=== Work required ===
Gather up all lines that carry the word "name".

Dataset excerpt:
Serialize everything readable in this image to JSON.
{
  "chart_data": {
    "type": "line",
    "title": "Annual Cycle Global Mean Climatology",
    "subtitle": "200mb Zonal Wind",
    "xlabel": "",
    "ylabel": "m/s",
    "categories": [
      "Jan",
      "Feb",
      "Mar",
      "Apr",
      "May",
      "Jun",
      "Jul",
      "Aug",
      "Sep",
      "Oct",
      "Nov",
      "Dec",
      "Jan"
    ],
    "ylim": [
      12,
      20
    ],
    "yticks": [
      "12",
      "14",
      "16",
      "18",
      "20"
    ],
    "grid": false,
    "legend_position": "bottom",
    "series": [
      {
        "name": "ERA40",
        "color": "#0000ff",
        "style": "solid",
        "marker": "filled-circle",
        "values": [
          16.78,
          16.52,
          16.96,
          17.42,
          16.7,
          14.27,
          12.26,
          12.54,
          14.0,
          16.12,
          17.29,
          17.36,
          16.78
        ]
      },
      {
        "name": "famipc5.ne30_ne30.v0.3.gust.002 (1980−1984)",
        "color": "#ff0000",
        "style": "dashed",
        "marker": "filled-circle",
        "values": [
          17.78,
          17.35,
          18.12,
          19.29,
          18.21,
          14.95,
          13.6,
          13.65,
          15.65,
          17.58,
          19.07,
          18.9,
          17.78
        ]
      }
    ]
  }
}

=== Output of the task ===
        "name": "ERA40",
        "name": "famipc5.ne30_ne30.v0.3.gust.002 (1980−1984)",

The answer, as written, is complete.